#### What you have to do:
Gather every line below where "edge" appears.

#### Listing:
|---|
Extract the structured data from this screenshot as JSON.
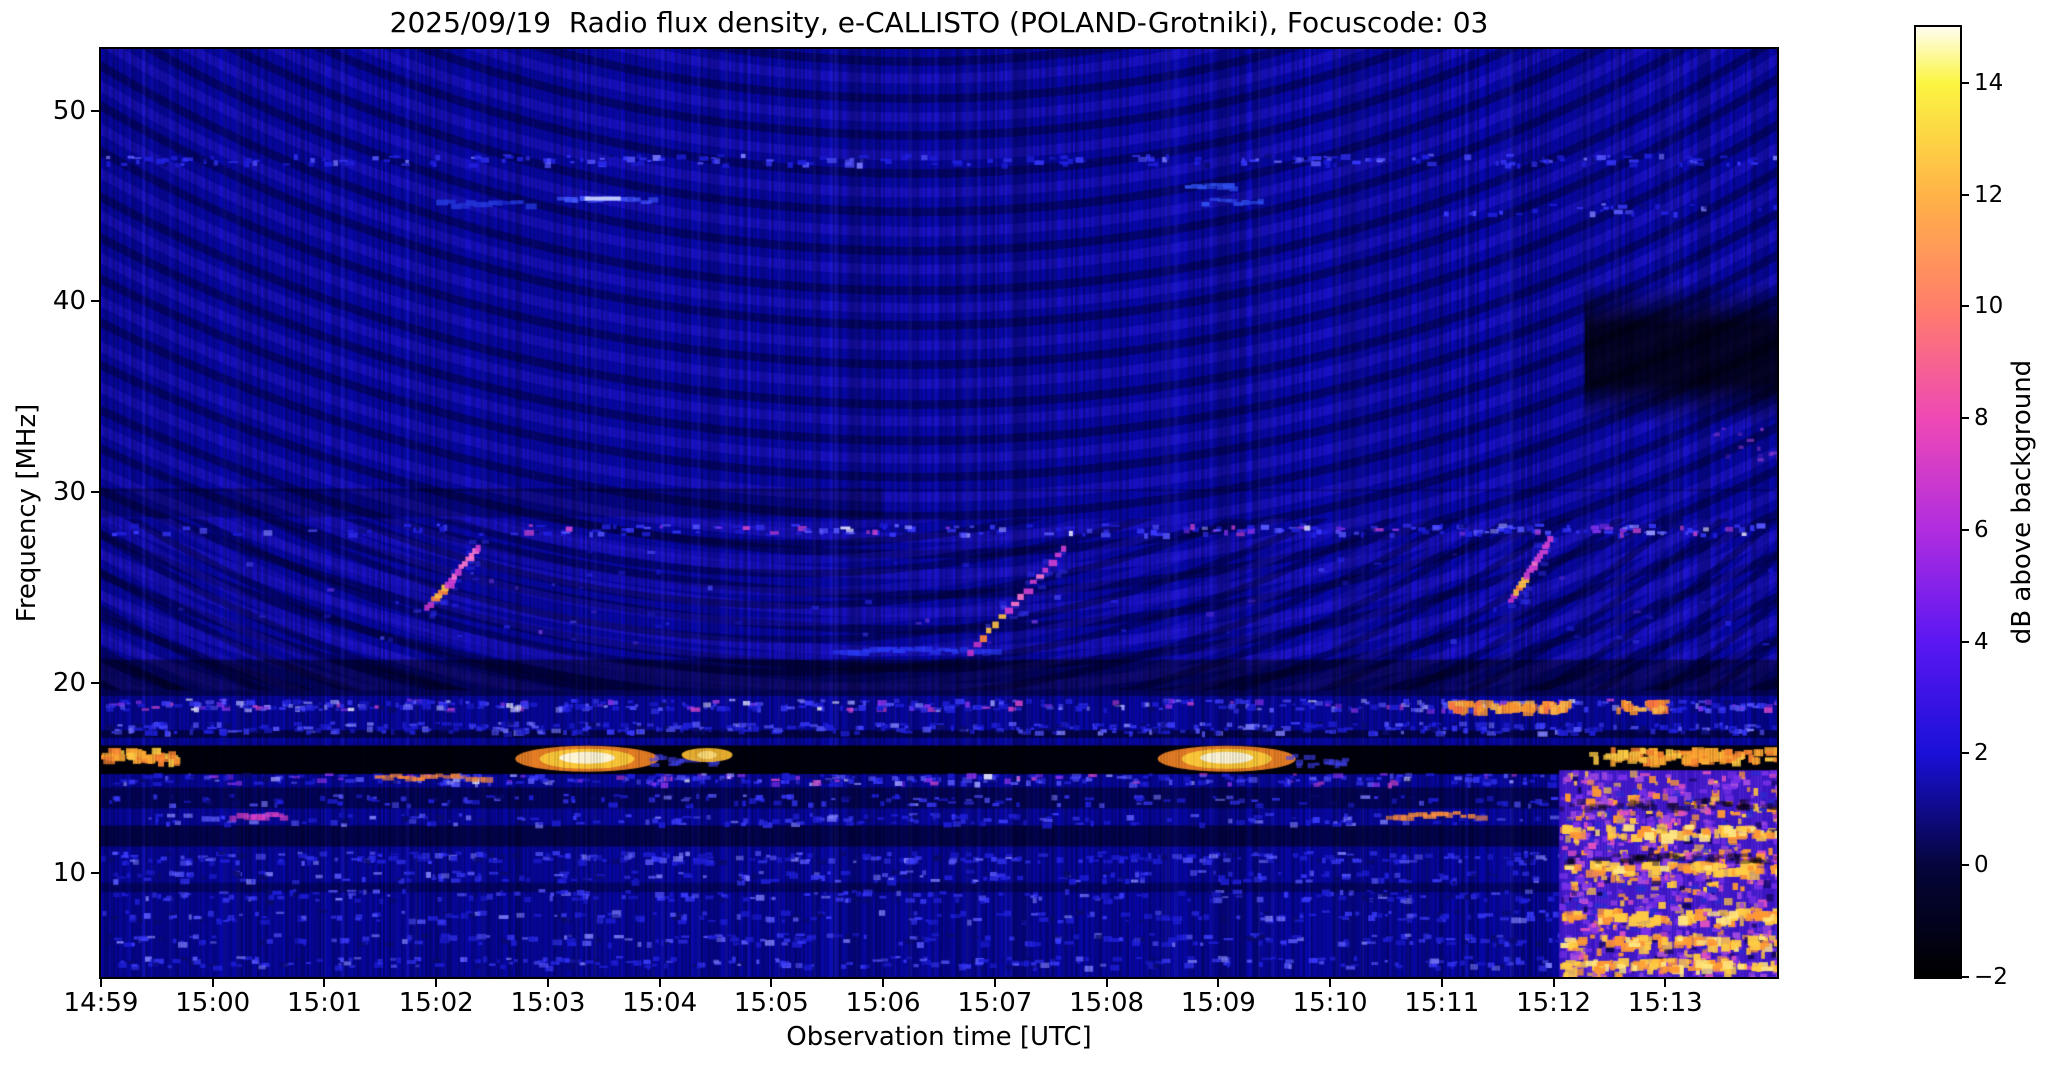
{
  "figure": {
    "title": "2025/09/19  Radio flux density, e-CALLISTO (POLAND-Grotniki), Focuscode: 03",
    "xlabel": "Observation time [UTC]",
    "ylabel": "Frequency [MHz]",
    "colorbar_label": "dB above background",
    "background": "#ffffff"
  },
  "chart_data": {
    "type": "heatmap",
    "subtype": "solar-radio-spectrogram",
    "instrument": "e-CALLISTO",
    "station": "POLAND-Grotniki",
    "date": "2025/09/19",
    "focuscode": "03",
    "title": "2025/09/19  Radio flux density, e-CALLISTO (POLAND-Grotniki), Focuscode: 03",
    "xlabel": "Observation time [UTC]",
    "ylabel": "Frequency [MHz]",
    "x_axis": {
      "start_label": "14:59",
      "end_minutes": 15,
      "tick_minutes": [
        0,
        1,
        2,
        3,
        4,
        5,
        6,
        7,
        8,
        9,
        10,
        11,
        12,
        13,
        14
      ],
      "tick_labels": [
        "14:59",
        "15:00",
        "15:01",
        "15:02",
        "15:03",
        "15:04",
        "15:05",
        "15:06",
        "15:07",
        "15:08",
        "15:09",
        "15:10",
        "15:11",
        "15:12",
        "15:13"
      ]
    },
    "y_axis": {
      "min_mhz": 4.55,
      "max_mhz": 53.25,
      "tick_values": [
        50,
        40,
        30,
        20,
        10
      ],
      "tick_labels": [
        "50",
        "40",
        "30",
        "20",
        "10"
      ]
    },
    "colorbar": {
      "label": "dB above background",
      "min": -2,
      "max": 15,
      "tick_values": [
        14,
        12,
        10,
        8,
        6,
        4,
        2,
        0,
        -2
      ],
      "tick_labels": [
        "14",
        "12",
        "10",
        "8",
        "6",
        "4",
        "2",
        "0",
        "−2"
      ],
      "stops": [
        {
          "v": 15,
          "c": "#fffdf0"
        },
        {
          "v": 14,
          "c": "#fbf542"
        },
        {
          "v": 12,
          "c": "#ffb347"
        },
        {
          "v": 10,
          "c": "#ff7e6a"
        },
        {
          "v": 8,
          "c": "#ef49b5"
        },
        {
          "v": 6,
          "c": "#b02de0"
        },
        {
          "v": 4,
          "c": "#5b17f2"
        },
        {
          "v": 2,
          "c": "#1a10d8"
        },
        {
          "v": 0,
          "c": "#05053c"
        },
        {
          "v": -2,
          "c": "#000000"
        }
      ]
    },
    "background_colors": {
      "base_blue": "#0808b0",
      "ripple_bright": "#2a1ae6",
      "ripple_dark": "#000030"
    },
    "features": {
      "ripples": {
        "desc": "curved interference fringes fanning from flat near 15:06, tilted \\ on left and / on right",
        "region_f": [
          19.6,
          53.25
        ]
      },
      "bursts": [
        {
          "name": "type-III-like-burst-1502",
          "t": [
            2.92,
            3.38
          ],
          "f": [
            24.0,
            27.2
          ]
        },
        {
          "name": "type-III-like-burst-1507",
          "t": [
            7.78,
            8.62
          ],
          "f": [
            21.7,
            27.1
          ]
        },
        {
          "name": "type-III-like-burst-1512",
          "t": [
            12.62,
            12.97
          ],
          "f": [
            24.4,
            27.6
          ]
        }
      ],
      "bright_blobs": [
        {
          "name": "16mhz-left-edge-patch",
          "t": [
            0.0,
            0.65
          ],
          "f": 16.3,
          "intensity_db": 11,
          "kind": "orange"
        },
        {
          "name": "16mhz-blob-1503",
          "t": [
            3.85,
            4.85
          ],
          "f": 16.0,
          "intensity_db": 15,
          "kind": "white"
        },
        {
          "name": "16mhz-spot-1505",
          "t": [
            5.25,
            5.6
          ],
          "f": 16.2,
          "intensity_db": 12,
          "kind": "yellow"
        },
        {
          "name": "16mhz-blob-1509",
          "t": [
            9.6,
            10.55
          ],
          "f": 16.0,
          "intensity_db": 15,
          "kind": "white"
        },
        {
          "name": "16mhz-right-edge-band",
          "t": [
            13.3,
            15.0
          ],
          "f": 16.3,
          "intensity_db": 12,
          "kind": "orange"
        }
      ],
      "streaks": [
        {
          "t": [
            2.45,
            3.4
          ],
          "f": 15.1,
          "c": "#ff8c3c"
        },
        {
          "t": [
            1.15,
            1.6
          ],
          "f": 13.1,
          "c": "#e040c8"
        },
        {
          "t": [
            11.5,
            12.3
          ],
          "f": 13.1,
          "c": "#ff9040"
        },
        {
          "t": [
            14.4,
            14.97
          ],
          "f": 7.3,
          "c": "#ffc83c"
        },
        {
          "t": [
            4.08,
            4.9
          ],
          "f": 45.4,
          "c": "#4456ff",
          "core": "#c8d0ff"
        },
        {
          "t": [
            3.0,
            3.8
          ],
          "f": 45.2,
          "c": "#2336d8"
        },
        {
          "t": [
            9.7,
            10.1
          ],
          "f": 46.1,
          "c": "#3050f0"
        },
        {
          "t": [
            9.85,
            10.35
          ],
          "f": 45.3,
          "c": "#3050f0"
        },
        {
          "t": [
            6.55,
            7.95
          ],
          "f": 21.8,
          "c": "#2838f0"
        }
      ],
      "speckle_rows": [
        {
          "f": 47.5,
          "t": [
            0,
            15
          ],
          "density": 0.5,
          "style": "blue"
        },
        {
          "f": 44.9,
          "t": [
            12,
            15
          ],
          "density": 0.3,
          "style": "blue"
        },
        {
          "f": 28.1,
          "t": [
            3.6,
            15
          ],
          "density": 0.6,
          "style": "mixed"
        },
        {
          "f": 28.1,
          "t": [
            0,
            3.6
          ],
          "density": 0.2,
          "style": "blue"
        },
        {
          "f": 18.9,
          "t": [
            0,
            15
          ],
          "density": 1.0,
          "style": "mixed",
          "orange_segments": [
            [
              12.05,
              13.1
            ],
            [
              13.55,
              14.0
            ]
          ]
        },
        {
          "f": 17.7,
          "t": [
            0,
            15
          ],
          "density": 1.0,
          "style": "blue"
        },
        {
          "f": 15.0,
          "t": [
            0,
            15
          ],
          "density": 0.85,
          "style": "mixed"
        },
        {
          "f": 13.9,
          "t": [
            0,
            13.05
          ],
          "density": 0.4,
          "style": "blue"
        },
        {
          "f": 12.9,
          "t": [
            0,
            13.05
          ],
          "density": 0.45,
          "style": "blue"
        },
        {
          "f": 10.9,
          "t": [
            0,
            15
          ],
          "density": 0.75,
          "style": "blue"
        },
        {
          "f": 9.9,
          "t": [
            0,
            13.05
          ],
          "density": 0.5,
          "style": "blue"
        },
        {
          "f": 8.9,
          "t": [
            0,
            13.05
          ],
          "density": 0.55,
          "style": "blue"
        },
        {
          "f": 7.8,
          "t": [
            0,
            13.05
          ],
          "density": 0.5,
          "style": "blue"
        },
        {
          "f": 6.6,
          "t": [
            0,
            13.05
          ],
          "density": 0.55,
          "style": "blue"
        },
        {
          "f": 5.4,
          "t": [
            0,
            13.05
          ],
          "density": 0.6,
          "style": "blue"
        }
      ],
      "dark_bands": [
        {
          "f": [
            15.2,
            16.7
          ],
          "t": [
            0,
            15
          ],
          "alpha": 0.92
        },
        {
          "f": [
            19.3,
            21.2
          ],
          "t": [
            0,
            15
          ],
          "alpha": 0.4
        },
        {
          "f": [
            17.1,
            17.5
          ],
          "t": [
            0,
            15
          ],
          "alpha": 0.5
        },
        {
          "f": [
            13.4,
            14.5
          ],
          "t": [
            0,
            13.05
          ],
          "alpha": 0.4
        },
        {
          "f": [
            11.4,
            12.5
          ],
          "t": [
            0,
            13.05
          ],
          "alpha": 0.5
        },
        {
          "f": [
            28.7,
            30.2
          ],
          "t": [
            0,
            7
          ],
          "alpha": 0.22
        },
        {
          "f": [
            9.0,
            9.5
          ],
          "t": [
            0,
            13.05
          ],
          "alpha": 0.3
        }
      ],
      "dark_patch": {
        "t": [
          13.28,
          15.0
        ],
        "f": [
          33.5,
          41.0
        ],
        "desc": "dark patch upper right after 15:12"
      },
      "bright_block": {
        "t": [
          13.05,
          15.0
        ],
        "f": [
          4.55,
          15.4
        ],
        "bright_rows_mhz": [
          12.3,
          10.4,
          7.9,
          6.5,
          5.3
        ],
        "desc": "broadband bright noisy block bottom-right"
      }
    }
  }
}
|---|
#### The response:
          "name": "16mhz-left-edge-patch",
          "name": "16mhz-right-edge-band",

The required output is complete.